THE EXERCISE:
Report how many lines in the listing below include the word "COLD". Write nothing besides the number.
══ MATERIAL FOR THIS TASK
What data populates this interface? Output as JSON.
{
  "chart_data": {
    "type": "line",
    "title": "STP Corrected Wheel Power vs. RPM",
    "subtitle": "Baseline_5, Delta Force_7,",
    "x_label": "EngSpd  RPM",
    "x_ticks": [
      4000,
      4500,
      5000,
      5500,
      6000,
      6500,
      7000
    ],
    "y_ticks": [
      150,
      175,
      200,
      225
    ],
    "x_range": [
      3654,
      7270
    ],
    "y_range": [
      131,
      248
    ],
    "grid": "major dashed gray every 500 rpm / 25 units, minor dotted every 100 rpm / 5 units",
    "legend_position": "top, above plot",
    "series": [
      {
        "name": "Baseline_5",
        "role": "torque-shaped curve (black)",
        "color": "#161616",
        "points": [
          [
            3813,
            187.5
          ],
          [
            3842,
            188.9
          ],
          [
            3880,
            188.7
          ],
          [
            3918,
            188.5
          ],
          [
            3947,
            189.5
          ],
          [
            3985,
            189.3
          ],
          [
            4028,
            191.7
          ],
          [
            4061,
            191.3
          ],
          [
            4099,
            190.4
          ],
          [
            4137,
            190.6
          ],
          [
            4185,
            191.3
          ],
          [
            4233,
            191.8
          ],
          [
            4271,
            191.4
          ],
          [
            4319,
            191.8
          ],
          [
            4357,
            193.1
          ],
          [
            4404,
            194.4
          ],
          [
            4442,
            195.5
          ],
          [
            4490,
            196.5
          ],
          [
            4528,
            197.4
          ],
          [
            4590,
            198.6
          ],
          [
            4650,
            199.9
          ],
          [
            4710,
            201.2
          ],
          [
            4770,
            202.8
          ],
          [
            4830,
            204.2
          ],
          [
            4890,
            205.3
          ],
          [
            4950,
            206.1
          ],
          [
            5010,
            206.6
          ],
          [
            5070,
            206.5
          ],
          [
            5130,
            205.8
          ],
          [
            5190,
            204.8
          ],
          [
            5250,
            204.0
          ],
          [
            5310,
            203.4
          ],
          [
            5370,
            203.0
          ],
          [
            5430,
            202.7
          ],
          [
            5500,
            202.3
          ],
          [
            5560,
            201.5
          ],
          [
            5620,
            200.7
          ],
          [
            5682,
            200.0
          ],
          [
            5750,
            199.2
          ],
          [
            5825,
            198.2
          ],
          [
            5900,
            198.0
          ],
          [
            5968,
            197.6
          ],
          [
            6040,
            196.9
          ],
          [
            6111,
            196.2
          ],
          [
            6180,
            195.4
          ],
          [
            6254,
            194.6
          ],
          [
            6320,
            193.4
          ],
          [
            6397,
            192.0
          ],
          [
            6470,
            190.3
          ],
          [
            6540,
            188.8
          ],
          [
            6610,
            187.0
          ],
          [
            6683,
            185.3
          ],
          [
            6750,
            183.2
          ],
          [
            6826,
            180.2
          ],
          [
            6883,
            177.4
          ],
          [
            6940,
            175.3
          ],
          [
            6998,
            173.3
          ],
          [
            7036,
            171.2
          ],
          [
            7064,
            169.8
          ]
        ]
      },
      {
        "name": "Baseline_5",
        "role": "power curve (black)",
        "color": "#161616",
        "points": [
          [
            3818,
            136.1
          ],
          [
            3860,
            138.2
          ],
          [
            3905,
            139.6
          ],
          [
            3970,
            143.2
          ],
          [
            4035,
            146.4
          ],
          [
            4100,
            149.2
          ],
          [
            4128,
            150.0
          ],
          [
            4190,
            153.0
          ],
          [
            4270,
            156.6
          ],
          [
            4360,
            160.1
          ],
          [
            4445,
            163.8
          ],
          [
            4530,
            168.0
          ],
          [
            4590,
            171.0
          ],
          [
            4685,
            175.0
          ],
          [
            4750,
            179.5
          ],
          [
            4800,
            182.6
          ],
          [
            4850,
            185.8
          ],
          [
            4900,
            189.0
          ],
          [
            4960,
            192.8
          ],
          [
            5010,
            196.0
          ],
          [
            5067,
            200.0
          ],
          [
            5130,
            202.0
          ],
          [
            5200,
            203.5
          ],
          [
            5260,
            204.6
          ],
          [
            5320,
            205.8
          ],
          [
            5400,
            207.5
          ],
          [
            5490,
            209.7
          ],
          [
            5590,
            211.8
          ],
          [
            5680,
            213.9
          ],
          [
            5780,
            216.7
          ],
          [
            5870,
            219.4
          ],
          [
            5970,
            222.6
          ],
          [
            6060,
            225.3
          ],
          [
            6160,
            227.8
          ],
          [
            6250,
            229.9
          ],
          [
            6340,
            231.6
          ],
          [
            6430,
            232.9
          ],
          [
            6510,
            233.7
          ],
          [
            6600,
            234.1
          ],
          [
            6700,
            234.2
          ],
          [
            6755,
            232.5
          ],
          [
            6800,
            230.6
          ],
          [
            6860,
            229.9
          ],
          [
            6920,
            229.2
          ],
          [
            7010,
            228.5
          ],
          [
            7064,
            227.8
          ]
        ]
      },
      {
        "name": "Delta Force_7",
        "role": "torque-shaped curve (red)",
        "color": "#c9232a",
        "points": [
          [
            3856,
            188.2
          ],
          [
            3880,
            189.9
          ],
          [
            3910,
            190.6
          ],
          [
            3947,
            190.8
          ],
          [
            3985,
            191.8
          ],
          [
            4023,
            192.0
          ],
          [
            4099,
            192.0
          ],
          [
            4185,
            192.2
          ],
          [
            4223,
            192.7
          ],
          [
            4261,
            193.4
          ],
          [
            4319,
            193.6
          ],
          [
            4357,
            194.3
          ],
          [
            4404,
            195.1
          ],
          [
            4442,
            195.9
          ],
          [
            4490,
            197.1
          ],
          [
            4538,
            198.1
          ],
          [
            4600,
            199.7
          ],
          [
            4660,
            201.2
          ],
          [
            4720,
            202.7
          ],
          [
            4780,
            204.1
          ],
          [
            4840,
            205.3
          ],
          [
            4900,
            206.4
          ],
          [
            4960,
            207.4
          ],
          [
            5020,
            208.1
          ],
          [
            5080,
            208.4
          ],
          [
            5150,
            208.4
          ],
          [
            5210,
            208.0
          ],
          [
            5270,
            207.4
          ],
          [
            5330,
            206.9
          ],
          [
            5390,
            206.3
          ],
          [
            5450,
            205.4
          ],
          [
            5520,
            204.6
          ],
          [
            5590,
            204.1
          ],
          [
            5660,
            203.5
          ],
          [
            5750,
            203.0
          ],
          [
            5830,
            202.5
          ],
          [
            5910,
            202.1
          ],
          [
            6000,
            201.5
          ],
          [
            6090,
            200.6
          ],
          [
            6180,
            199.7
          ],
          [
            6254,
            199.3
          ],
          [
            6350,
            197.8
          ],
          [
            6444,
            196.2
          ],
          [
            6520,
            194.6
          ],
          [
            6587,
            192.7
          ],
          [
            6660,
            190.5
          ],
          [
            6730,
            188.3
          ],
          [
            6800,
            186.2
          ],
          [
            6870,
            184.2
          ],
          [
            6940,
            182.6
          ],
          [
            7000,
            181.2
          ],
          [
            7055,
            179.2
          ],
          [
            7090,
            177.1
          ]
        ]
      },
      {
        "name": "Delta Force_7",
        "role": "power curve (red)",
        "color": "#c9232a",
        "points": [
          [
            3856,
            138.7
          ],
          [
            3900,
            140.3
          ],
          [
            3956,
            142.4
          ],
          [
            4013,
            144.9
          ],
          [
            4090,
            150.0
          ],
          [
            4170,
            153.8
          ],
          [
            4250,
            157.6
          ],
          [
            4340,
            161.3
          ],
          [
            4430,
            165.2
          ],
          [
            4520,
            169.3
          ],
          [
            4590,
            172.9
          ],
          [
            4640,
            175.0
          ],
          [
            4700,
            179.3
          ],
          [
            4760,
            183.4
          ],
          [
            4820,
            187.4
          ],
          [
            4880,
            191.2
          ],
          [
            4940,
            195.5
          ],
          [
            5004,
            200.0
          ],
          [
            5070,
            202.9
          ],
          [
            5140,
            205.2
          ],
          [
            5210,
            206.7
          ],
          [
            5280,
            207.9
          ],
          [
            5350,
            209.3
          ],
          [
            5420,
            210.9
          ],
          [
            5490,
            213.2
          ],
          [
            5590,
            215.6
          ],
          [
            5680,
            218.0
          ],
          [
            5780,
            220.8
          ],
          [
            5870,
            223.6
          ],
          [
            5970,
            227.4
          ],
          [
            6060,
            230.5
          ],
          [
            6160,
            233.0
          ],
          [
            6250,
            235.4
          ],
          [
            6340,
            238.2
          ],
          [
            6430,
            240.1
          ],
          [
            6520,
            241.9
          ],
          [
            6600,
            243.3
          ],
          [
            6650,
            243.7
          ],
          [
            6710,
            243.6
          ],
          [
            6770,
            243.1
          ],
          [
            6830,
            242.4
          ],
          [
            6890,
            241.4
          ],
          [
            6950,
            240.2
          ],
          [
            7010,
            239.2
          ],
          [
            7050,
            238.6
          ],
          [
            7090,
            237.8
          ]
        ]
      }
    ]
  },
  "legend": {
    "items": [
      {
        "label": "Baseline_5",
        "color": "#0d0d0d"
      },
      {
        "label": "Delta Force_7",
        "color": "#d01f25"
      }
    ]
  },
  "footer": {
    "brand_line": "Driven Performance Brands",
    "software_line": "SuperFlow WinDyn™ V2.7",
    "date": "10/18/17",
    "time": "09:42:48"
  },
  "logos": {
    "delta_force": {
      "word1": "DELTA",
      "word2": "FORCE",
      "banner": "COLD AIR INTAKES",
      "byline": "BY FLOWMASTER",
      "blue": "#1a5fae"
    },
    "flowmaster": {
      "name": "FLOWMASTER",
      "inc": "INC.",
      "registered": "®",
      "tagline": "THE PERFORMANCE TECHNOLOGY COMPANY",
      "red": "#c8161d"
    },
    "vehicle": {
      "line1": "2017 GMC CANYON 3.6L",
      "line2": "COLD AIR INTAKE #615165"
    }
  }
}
════
WRITTEN ANSWER:
2